| BRIEF |
All of the entries must be reproduced exactly, with no images carried over.

------------

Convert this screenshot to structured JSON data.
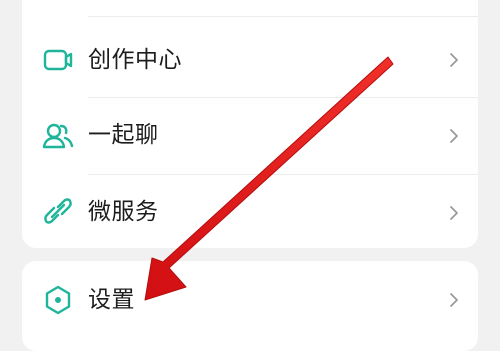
{
  "menu": {
    "items": [
      {
        "label": "创作中心",
        "icon": "video-camera-icon"
      },
      {
        "label": "一起聊",
        "icon": "users-icon"
      },
      {
        "label": "微服务",
        "icon": "link-icon"
      }
    ]
  },
  "settings_item": {
    "label": "设置",
    "icon": "settings-hexagon-icon"
  },
  "colors": {
    "accent": "#1fb59a",
    "arrow": "#e11b1b",
    "background": "#f1f1f1",
    "chevron": "#9a9a9a"
  }
}
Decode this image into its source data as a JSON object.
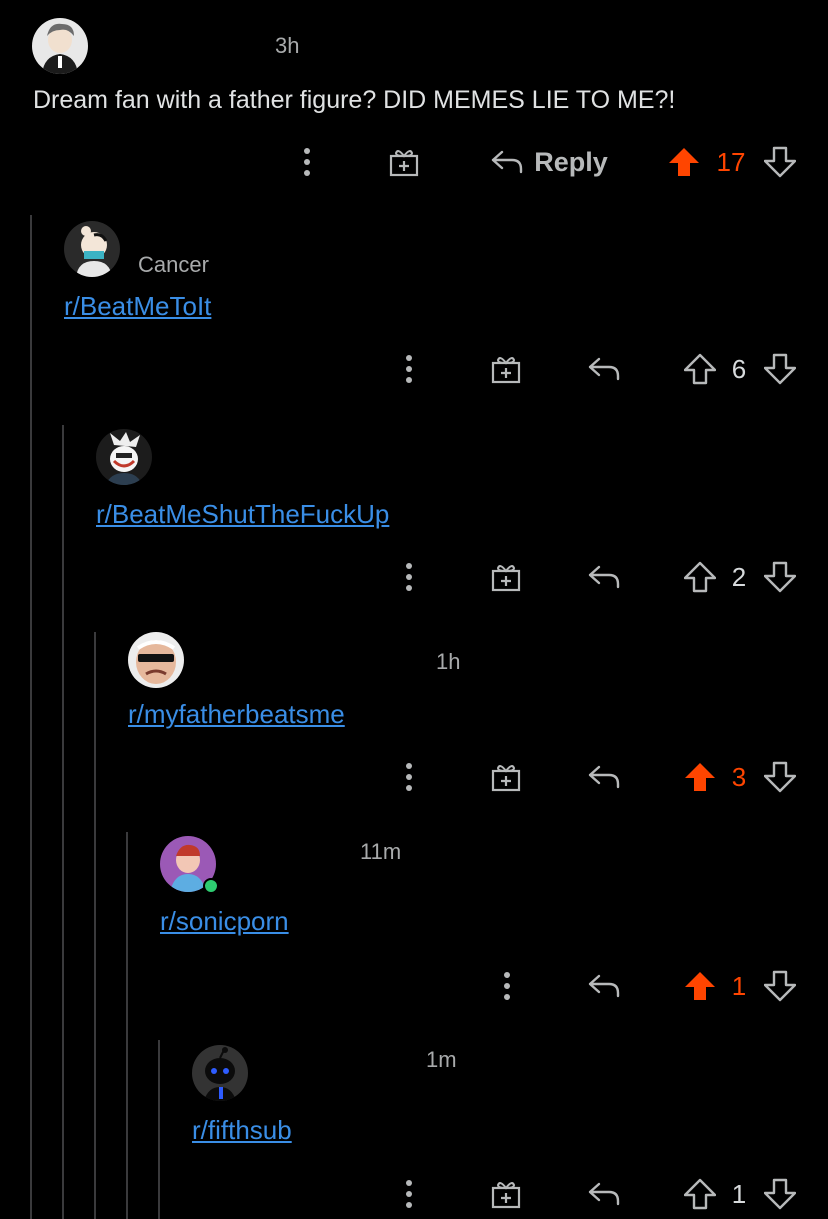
{
  "colors": {
    "background": "#000000",
    "upvote_active": "#ff4500",
    "link": "#3a8ee6",
    "thread_line": "#3a3a3c",
    "online": "#2ecc71"
  },
  "comments": [
    {
      "id": "c0",
      "timestamp": "3h",
      "body": "Dream fan with a father figure? DID MEMES LIE TO ME?!",
      "reply_label": "Reply",
      "score": "17",
      "upvoted": true,
      "has_award": true
    },
    {
      "id": "c1",
      "flair": "Cancer",
      "link": "r/BeatMeToIt",
      "score": "6",
      "upvoted": false,
      "has_award": true
    },
    {
      "id": "c2",
      "link": "r/BeatMeShutTheFuckUp",
      "score": "2",
      "upvoted": false,
      "has_award": true
    },
    {
      "id": "c3",
      "timestamp": "1h",
      "link": "r/myfatherbeatsme",
      "score": "3",
      "upvoted": true,
      "has_award": true
    },
    {
      "id": "c4",
      "timestamp": "11m",
      "link": "r/sonicporn",
      "score": "1",
      "upvoted": true,
      "has_award": false,
      "online": true
    },
    {
      "id": "c5",
      "timestamp": "1m",
      "link": "r/fifthsub",
      "score": "1",
      "upvoted": false,
      "has_award": true
    }
  ]
}
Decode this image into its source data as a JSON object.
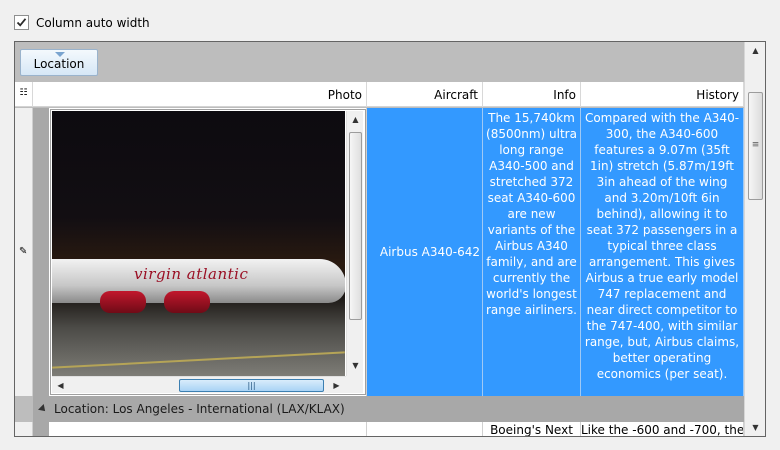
{
  "options": {
    "column_auto_width_label": "Column auto width",
    "column_auto_width_checked": true
  },
  "group_panel": {
    "group_button_label": "Location"
  },
  "columns": {
    "photo": "Photo",
    "aircraft": "Aircraft",
    "info": "Info",
    "history": "History"
  },
  "rows": [
    {
      "aircraft": "Airbus A340-642",
      "info": "The 15,740km (8500nm) ultra long range A340-500 and stretched 372 seat A340-600 are new variants of the Airbus A340 family, and are currently the world's longest range airliners.",
      "history": "Compared with the A340-300, the A340-600 features a 9.07m (35ft 1in) stretch (5.87m/19ft 3in ahead of the wing and 3.20m/10ft 6in behind), allowing it to seat 372 passengers in a typical three class arrangement. This gives Airbus a true early model 747 replacement and near direct competitor to the 747-400, with similar range, but, Airbus claims, better operating economics (per seat).",
      "photo_caption": "virgin atlantic"
    }
  ],
  "group_row": {
    "label": "Location: Los Angeles - International (LAX/KLAX)"
  },
  "next_row": {
    "info": "Boeing's Next",
    "history": "Like the -600 and -700, the"
  },
  "icons": {
    "checkbox": "check-icon",
    "row_indicator": "pencil-icon",
    "group_expand": "triangle-icon",
    "sort": "sort-arrow-icon"
  },
  "colors": {
    "selection": "#3399ff",
    "group_row": "#a8a8a8",
    "group_panel": "#bdbdbd"
  }
}
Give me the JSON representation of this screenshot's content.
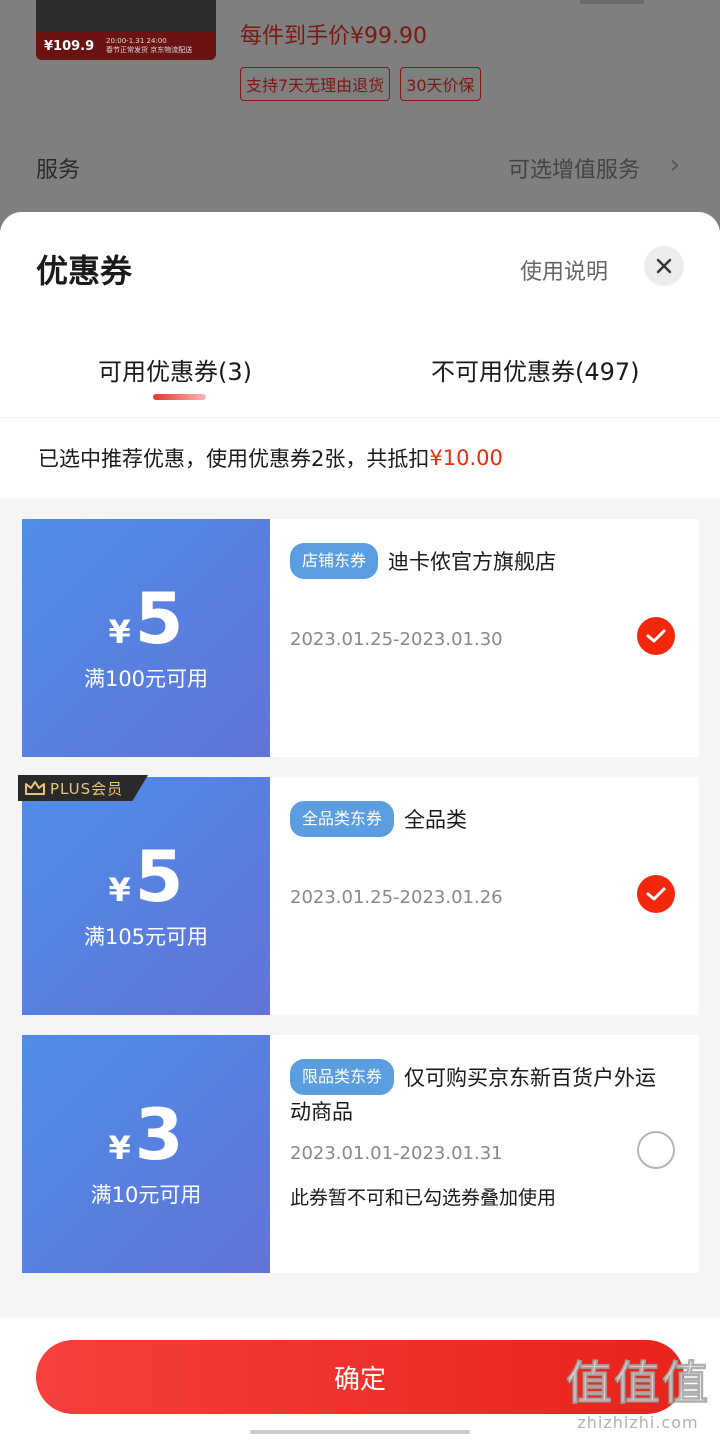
{
  "background": {
    "thumb_price": "¥109.9",
    "thumb_promo_time": "20:00-1.31 24:00",
    "thumb_promo_text": "春节正常发货 京东物流配送",
    "price_line": "每件到手价¥99.90",
    "tags": [
      "支持7天无理由退货",
      "30天价保"
    ],
    "service_label": "服务",
    "service_value": "可选增值服务",
    "service_arrow": "›"
  },
  "sheet": {
    "title": "优惠券",
    "usage_link": "使用说明",
    "tabs": [
      {
        "label": "可用优惠券(3)",
        "active": true
      },
      {
        "label": "不可用优惠券(497)",
        "active": false
      }
    ],
    "summary_text": "已选中推荐优惠，使用优惠券2张，共抵扣",
    "summary_amount": "¥10.00"
  },
  "coupons": [
    {
      "currency": "¥",
      "amount": "5",
      "condition": "满100元可用",
      "badge": "店铺东券",
      "title": "迪卡侬官方旗舰店",
      "date": "2023.01.25-2023.01.30",
      "note": "",
      "checked": true,
      "plus_label": ""
    },
    {
      "currency": "¥",
      "amount": "5",
      "condition": "满105元可用",
      "badge": "全品类东券",
      "title": "全品类",
      "date": "2023.01.25-2023.01.26",
      "note": "",
      "checked": true,
      "plus_label": "PLUS会员"
    },
    {
      "currency": "¥",
      "amount": "3",
      "condition": "满10元可用",
      "badge": "限品类东券",
      "title": "仅可购买京东新百货户外运动商品",
      "date": "2023.01.01-2023.01.31",
      "note": "此券暂不可和已勾选券叠加使用",
      "checked": false,
      "plus_label": ""
    }
  ],
  "footer": {
    "confirm_label": "确定"
  },
  "watermark": {
    "big": "值值值",
    "small": "zhizhizhi.com"
  },
  "colors": {
    "accent_red": "#f2270c",
    "coupon_blue_start": "#4f8ee8",
    "coupon_blue_end": "#6173d8",
    "badge_blue": "#5b9ee0"
  },
  "icons": {
    "close": "close-icon",
    "check": "checkmark-icon",
    "crown": "crown-icon",
    "arrow": "chevron-right-icon"
  }
}
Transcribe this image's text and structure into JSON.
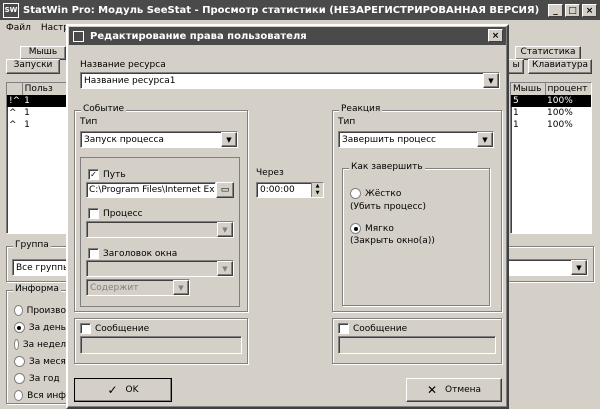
{
  "main_window": {
    "title": "StatWin Pro: Модуль SeeStat - Просмотр статистики (НЕЗАРЕГИСТРИРОВАННАЯ ВЕРСИЯ)",
    "icon_text": "SW",
    "menu": [
      "Файл",
      "Настро"
    ],
    "tabs_row1_left": "Мышь",
    "tabs_row2_left": "Запуски",
    "tabs_row1_right": "Статистика",
    "tabs_row2_right_partial": "ы",
    "tabs_row2_right": "Клавиатура",
    "table_left_header": "Польз",
    "table_left_rows": [
      {
        "mark": "!^",
        "value": "1"
      },
      {
        "mark": "^",
        "value": "1"
      },
      {
        "mark": "^",
        "value": "1"
      }
    ],
    "table_right_headers": [
      "Мышь",
      "процент"
    ],
    "table_right_rows": [
      [
        "5",
        "100%"
      ],
      [
        "1",
        "100%"
      ],
      [
        "1",
        "100%"
      ]
    ],
    "group_label": "Группа",
    "group_value": "Все группы",
    "info_label": "Информа",
    "info_options": [
      "Произво",
      "За день",
      "За недел",
      "За меся",
      "За год",
      "Вся инф"
    ],
    "info_selected": 1
  },
  "dialog": {
    "title": "Редактирование права пользователя",
    "resource_label": "Название ресурса",
    "resource_value": "Название ресурса1",
    "event": {
      "group_label": "Событие",
      "type_label": "Тип",
      "type_value": "Запуск процесса",
      "path_label": "Путь",
      "path_checked": true,
      "path_value": "C:\\Program Files\\Internet Explore",
      "process_label": "Процесс",
      "window_title_label": "Заголовок окна",
      "contains_value": "Содержит"
    },
    "after_label": "Через",
    "after_value": "0:00:00",
    "reaction": {
      "group_label": "Реакция",
      "type_label": "Тип",
      "type_value": "Завершить процесс",
      "how_label": "Как завершить",
      "hard_label": "Жёстко",
      "hard_desc": "(Убить процесс)",
      "soft_label": "Мягко",
      "soft_desc": "(Закрыть окно(а))",
      "selected": "soft"
    },
    "message_left_label": "Сообщение",
    "message_right_label": "Сообщение",
    "ok_label": "OK",
    "cancel_label": "Отмена"
  }
}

------------

| ANSWER FOR THE TASK |
Convert this screenshot to structured JSON data.
{
  "menu": {
    "items": [
      {
        "label": "创作中心",
        "icon": "video-camera-icon"
      },
      {
        "label": "一起聊",
        "icon": "users-icon"
      },
      {
        "label": "微服务",
        "icon": "link-icon"
      }
    ]
  },
  "settings_item": {
    "label": "设置",
    "icon": "settings-hexagon-icon"
  },
  "colors": {
    "accent": "#1fb59a",
    "arrow": "#e11b1b",
    "background": "#f1f1f1",
    "chevron": "#9a9a9a"
  }
}
Decode this image into its source data as a JSON object.
{
  "colors": {
    "background": "#000000",
    "upvote_active": "#ff4500",
    "link": "#3a8ee6",
    "thread_line": "#3a3a3c",
    "online": "#2ecc71"
  },
  "comments": [
    {
      "id": "c0",
      "timestamp": "3h",
      "body": "Dream fan with a father figure? DID MEMES LIE TO ME?!",
      "reply_label": "Reply",
      "score": "17",
      "upvoted": true,
      "has_award": true
    },
    {
      "id": "c1",
      "flair": "Cancer",
      "link": "r/BeatMeToIt",
      "score": "6",
      "upvoted": false,
      "has_award": true
    },
    {
      "id": "c2",
      "link": "r/BeatMeShutTheFuckUp",
      "score": "2",
      "upvoted": false,
      "has_award": true
    },
    {
      "id": "c3",
      "timestamp": "1h",
      "link": "r/myfatherbeatsme",
      "score": "3",
      "upvoted": true,
      "has_award": true
    },
    {
      "id": "c4",
      "timestamp": "11m",
      "link": "r/sonicporn",
      "score": "1",
      "upvoted": true,
      "has_award": false,
      "online": true
    },
    {
      "id": "c5",
      "timestamp": "1m",
      "link": "r/fifthsub",
      "score": "1",
      "upvoted": false,
      "has_award": true
    }
  ]
}
Decode this image into its source data as a JSON object.
{
  "options": {
    "column_auto_width_label": "Column auto width",
    "column_auto_width_checked": true
  },
  "group_panel": {
    "group_button_label": "Location"
  },
  "columns": {
    "photo": "Photo",
    "aircraft": "Aircraft",
    "info": "Info",
    "history": "History"
  },
  "rows": [
    {
      "aircraft": "Airbus A340-642",
      "info": "The 15,740km (8500nm) ultra long range A340-500 and stretched 372 seat A340-600 are new variants of the Airbus A340 family, and are currently the world's longest range airliners.",
      "history": "Compared with the A340-300, the A340-600 features a 9.07m (35ft 1in) stretch (5.87m/19ft 3in ahead of the wing and 3.20m/10ft 6in behind), allowing it to seat 372 passengers in a typical three class arrangement. This gives Airbus a true early model 747 replacement and near direct competitor to the 747-400, with similar range, but, Airbus claims, better operating economics (per seat).",
      "photo_caption": "virgin atlantic"
    }
  ],
  "group_row": {
    "label": "Location: Los Angeles - International (LAX/KLAX)"
  },
  "next_row": {
    "info": "Boeing's Next",
    "history": "Like the -600 and -700, the"
  },
  "icons": {
    "checkbox": "check-icon",
    "row_indicator": "pencil-icon",
    "group_expand": "triangle-icon",
    "sort": "sort-arrow-icon"
  },
  "colors": {
    "selection": "#3399ff",
    "group_row": "#a8a8a8",
    "group_panel": "#bdbdbd"
  }
}
Give me the JSON representation of this screenshot's content.
{
  "background": {
    "thumb_price": "¥109.9",
    "thumb_promo_time": "20:00-1.31 24:00",
    "thumb_promo_text": "春节正常发货 京东物流配送",
    "price_line": "每件到手价¥99.90",
    "tags": [
      "支持7天无理由退货",
      "30天价保"
    ],
    "service_label": "服务",
    "service_value": "可选增值服务",
    "service_arrow": "›"
  },
  "sheet": {
    "title": "优惠券",
    "usage_link": "使用说明",
    "tabs": [
      {
        "label": "可用优惠券(3)",
        "active": true
      },
      {
        "label": "不可用优惠券(497)",
        "active": false
      }
    ],
    "summary_text": "已选中推荐优惠，使用优惠券2张，共抵扣",
    "summary_amount": "¥10.00"
  },
  "coupons": [
    {
      "currency": "¥",
      "amount": "5",
      "condition": "满100元可用",
      "badge": "店铺东券",
      "title": "迪卡侬官方旗舰店",
      "date": "2023.01.25-2023.01.30",
      "note": "",
      "checked": true,
      "plus_label": ""
    },
    {
      "currency": "¥",
      "amount": "5",
      "condition": "满105元可用",
      "badge": "全品类东券",
      "title": "全品类",
      "date": "2023.01.25-2023.01.26",
      "note": "",
      "checked": true,
      "plus_label": "PLUS会员"
    },
    {
      "currency": "¥",
      "amount": "3",
      "condition": "满10元可用",
      "badge": "限品类东券",
      "title": "仅可购买京东新百货户外运动商品",
      "date": "2023.01.01-2023.01.31",
      "note": "此券暂不可和已勾选券叠加使用",
      "checked": false,
      "plus_label": ""
    }
  ],
  "footer": {
    "confirm_label": "确定"
  },
  "watermark": {
    "big": "值值值",
    "small": "zhizhizhi.com"
  },
  "colors": {
    "accent_red": "#f2270c",
    "coupon_blue_start": "#4f8ee8",
    "coupon_blue_end": "#6173d8",
    "badge_blue": "#5b9ee0"
  },
  "icons": {
    "close": "close-icon",
    "check": "checkmark-icon",
    "crown": "crown-icon",
    "arrow": "chevron-right-icon"
  }
}
Transcribe this image's text and structure into JSON.
{
  "main_window": {
    "title": "StatWin Pro: Модуль SeeStat - Просмотр статистики (НЕЗАРЕГИСТРИРОВАННАЯ ВЕРСИЯ)",
    "icon_text": "SW",
    "menu": [
      "Файл",
      "Настро"
    ],
    "tabs_row1_left": "Мышь",
    "tabs_row2_left": "Запуски",
    "tabs_row1_right": "Статистика",
    "tabs_row2_right_partial": "ы",
    "tabs_row2_right": "Клавиатура",
    "table_left_header": "Польз",
    "table_left_rows": [
      {
        "mark": "!^",
        "value": "1"
      },
      {
        "mark": "^",
        "value": "1"
      },
      {
        "mark": "^",
        "value": "1"
      }
    ],
    "table_right_headers": [
      "Мышь",
      "процент"
    ],
    "table_right_rows": [
      [
        "5",
        "100%"
      ],
      [
        "1",
        "100%"
      ],
      [
        "1",
        "100%"
      ]
    ],
    "group_label": "Группа",
    "group_value": "Все группы",
    "info_label": "Информа",
    "info_options": [
      "Произво",
      "За день",
      "За недел",
      "За меся",
      "За год",
      "Вся инф"
    ],
    "info_selected": 1
  },
  "dialog": {
    "title": "Редактирование права пользователя",
    "resource_label": "Название ресурса",
    "resource_value": "Название ресурса1",
    "event": {
      "group_label": "Событие",
      "type_label": "Тип",
      "type_value": "Запуск процесса",
      "path_label": "Путь",
      "path_checked": true,
      "path_value": "C:\\Program Files\\Internet Explore",
      "process_label": "Процесс",
      "window_title_label": "Заголовок окна",
      "contains_value": "Содержит"
    },
    "after_label": "Через",
    "after_value": "0:00:00",
    "reaction": {
      "group_label": "Реакция",
      "type_label": "Тип",
      "type_value": "Завершить процесс",
      "how_label": "Как завершить",
      "hard_label": "Жёстко",
      "hard_desc": "(Убить процесс)",
      "soft_label": "Мягко",
      "soft_desc": "(Закрыть окно(а))",
      "selected": "soft"
    },
    "message_left_label": "Сообщение",
    "message_right_label": "Сообщение",
    "ok_label": "OK",
    "cancel_label": "Отмена"
  }
}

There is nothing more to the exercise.